Of the lines in the entries below, state how many hold the word "Booking". Say nothing else.
--- start ---
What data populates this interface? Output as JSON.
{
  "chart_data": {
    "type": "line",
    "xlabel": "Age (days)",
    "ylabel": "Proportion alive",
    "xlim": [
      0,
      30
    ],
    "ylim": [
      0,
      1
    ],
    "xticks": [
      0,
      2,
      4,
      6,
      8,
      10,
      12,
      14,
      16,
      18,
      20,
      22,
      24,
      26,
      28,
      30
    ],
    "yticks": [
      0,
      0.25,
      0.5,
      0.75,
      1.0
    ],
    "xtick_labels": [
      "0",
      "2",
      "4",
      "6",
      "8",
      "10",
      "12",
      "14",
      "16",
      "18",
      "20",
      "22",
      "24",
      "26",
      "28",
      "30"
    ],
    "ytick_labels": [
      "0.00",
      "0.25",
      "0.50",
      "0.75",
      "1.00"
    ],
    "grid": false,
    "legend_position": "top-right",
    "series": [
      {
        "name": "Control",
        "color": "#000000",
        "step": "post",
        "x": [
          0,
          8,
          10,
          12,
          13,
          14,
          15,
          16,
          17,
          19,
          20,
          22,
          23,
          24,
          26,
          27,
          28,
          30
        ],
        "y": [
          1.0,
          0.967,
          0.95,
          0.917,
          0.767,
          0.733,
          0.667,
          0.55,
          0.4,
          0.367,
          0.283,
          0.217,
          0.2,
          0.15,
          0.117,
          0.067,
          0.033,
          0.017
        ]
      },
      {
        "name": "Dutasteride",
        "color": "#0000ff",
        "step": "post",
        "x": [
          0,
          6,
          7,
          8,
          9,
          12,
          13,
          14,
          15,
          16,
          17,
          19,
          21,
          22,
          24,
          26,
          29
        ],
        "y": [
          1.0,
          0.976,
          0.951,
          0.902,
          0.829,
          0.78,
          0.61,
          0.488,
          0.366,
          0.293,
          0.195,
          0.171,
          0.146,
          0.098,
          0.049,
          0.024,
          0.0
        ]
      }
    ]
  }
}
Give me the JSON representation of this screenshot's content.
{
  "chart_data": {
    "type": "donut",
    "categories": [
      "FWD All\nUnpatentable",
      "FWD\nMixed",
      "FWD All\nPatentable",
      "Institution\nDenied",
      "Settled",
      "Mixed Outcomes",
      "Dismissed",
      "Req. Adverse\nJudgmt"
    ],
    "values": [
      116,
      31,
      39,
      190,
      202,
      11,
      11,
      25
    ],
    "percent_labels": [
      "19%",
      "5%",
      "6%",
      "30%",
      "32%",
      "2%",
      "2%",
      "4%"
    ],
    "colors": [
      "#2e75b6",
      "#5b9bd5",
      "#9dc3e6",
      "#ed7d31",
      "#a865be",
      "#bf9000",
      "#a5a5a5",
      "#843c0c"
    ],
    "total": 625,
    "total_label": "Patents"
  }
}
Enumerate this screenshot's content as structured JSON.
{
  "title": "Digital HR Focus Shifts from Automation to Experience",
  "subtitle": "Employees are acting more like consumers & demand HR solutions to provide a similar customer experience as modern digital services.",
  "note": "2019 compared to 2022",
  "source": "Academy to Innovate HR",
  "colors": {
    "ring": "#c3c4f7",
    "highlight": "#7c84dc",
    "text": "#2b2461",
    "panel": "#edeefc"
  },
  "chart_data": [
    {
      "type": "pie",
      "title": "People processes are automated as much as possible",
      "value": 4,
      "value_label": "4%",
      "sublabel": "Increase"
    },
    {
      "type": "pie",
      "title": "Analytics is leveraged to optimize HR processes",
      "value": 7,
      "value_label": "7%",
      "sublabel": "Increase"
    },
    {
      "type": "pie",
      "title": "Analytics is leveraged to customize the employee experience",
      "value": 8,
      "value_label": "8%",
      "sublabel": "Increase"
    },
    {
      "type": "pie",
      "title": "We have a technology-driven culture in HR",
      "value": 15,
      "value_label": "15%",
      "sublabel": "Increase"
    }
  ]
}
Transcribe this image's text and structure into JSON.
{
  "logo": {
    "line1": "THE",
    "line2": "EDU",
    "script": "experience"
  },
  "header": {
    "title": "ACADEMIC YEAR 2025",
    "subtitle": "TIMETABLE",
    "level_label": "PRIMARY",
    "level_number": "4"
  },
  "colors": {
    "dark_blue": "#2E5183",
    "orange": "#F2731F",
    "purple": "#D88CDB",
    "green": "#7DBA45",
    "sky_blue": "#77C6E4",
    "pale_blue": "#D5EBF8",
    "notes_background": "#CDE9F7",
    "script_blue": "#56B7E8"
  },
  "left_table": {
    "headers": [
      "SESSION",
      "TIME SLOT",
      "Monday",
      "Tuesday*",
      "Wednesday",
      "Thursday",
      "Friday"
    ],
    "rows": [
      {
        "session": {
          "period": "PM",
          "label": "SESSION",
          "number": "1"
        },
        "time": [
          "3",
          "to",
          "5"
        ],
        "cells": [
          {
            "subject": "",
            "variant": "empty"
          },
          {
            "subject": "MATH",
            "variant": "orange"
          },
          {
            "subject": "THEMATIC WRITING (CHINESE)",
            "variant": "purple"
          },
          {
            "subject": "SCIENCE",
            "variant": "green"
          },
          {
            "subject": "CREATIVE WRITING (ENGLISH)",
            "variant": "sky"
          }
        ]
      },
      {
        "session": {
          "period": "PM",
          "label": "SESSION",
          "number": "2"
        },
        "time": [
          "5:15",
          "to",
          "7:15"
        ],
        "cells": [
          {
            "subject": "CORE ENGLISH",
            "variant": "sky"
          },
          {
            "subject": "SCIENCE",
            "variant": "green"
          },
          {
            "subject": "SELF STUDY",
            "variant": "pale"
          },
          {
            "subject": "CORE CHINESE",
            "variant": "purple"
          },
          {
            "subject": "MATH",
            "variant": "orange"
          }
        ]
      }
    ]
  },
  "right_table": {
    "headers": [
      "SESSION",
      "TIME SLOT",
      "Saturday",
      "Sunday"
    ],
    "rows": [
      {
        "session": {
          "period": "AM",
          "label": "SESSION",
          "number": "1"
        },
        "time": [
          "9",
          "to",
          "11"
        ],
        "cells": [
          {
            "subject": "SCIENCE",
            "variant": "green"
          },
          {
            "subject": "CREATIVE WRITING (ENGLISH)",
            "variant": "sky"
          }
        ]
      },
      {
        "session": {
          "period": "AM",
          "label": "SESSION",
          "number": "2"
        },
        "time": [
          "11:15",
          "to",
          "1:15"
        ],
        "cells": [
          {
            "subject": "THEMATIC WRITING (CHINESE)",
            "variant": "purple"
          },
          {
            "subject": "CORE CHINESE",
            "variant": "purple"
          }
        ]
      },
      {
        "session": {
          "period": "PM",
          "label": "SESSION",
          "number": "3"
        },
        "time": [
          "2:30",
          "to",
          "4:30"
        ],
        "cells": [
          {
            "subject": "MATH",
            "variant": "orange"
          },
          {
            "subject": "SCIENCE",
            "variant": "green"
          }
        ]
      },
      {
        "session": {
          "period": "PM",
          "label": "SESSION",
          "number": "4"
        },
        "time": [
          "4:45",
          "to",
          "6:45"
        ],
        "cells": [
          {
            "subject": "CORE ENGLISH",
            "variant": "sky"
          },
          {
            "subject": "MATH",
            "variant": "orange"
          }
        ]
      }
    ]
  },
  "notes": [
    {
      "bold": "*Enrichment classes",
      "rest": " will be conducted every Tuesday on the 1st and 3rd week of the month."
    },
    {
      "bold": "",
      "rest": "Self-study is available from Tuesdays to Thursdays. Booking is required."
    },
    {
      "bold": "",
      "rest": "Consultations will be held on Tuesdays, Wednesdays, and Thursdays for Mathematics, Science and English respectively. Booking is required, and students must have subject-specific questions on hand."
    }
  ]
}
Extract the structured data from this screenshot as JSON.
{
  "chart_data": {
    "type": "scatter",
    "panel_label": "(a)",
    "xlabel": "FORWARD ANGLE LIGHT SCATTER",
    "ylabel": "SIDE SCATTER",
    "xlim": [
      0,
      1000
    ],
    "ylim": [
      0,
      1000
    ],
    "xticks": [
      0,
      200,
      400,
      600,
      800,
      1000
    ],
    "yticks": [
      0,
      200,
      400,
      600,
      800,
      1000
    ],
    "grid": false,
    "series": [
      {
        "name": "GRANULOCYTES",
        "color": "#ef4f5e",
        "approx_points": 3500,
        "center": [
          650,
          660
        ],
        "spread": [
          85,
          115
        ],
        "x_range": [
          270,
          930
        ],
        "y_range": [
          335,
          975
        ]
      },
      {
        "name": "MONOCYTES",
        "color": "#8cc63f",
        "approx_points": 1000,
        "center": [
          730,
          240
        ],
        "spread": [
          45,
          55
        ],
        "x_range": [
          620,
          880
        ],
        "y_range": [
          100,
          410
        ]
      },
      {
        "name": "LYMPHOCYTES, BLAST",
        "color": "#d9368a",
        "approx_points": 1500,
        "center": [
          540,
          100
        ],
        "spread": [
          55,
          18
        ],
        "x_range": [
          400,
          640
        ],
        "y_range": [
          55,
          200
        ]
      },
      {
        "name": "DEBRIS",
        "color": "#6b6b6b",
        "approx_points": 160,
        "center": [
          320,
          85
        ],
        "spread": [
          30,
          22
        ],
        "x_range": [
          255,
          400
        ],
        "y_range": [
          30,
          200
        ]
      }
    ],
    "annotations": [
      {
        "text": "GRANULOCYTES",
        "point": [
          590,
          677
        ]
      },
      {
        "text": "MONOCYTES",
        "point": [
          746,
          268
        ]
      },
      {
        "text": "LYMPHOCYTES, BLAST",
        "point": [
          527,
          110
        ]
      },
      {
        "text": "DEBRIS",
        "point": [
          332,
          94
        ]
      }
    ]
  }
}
--- end ---
• **Output of the task**: 2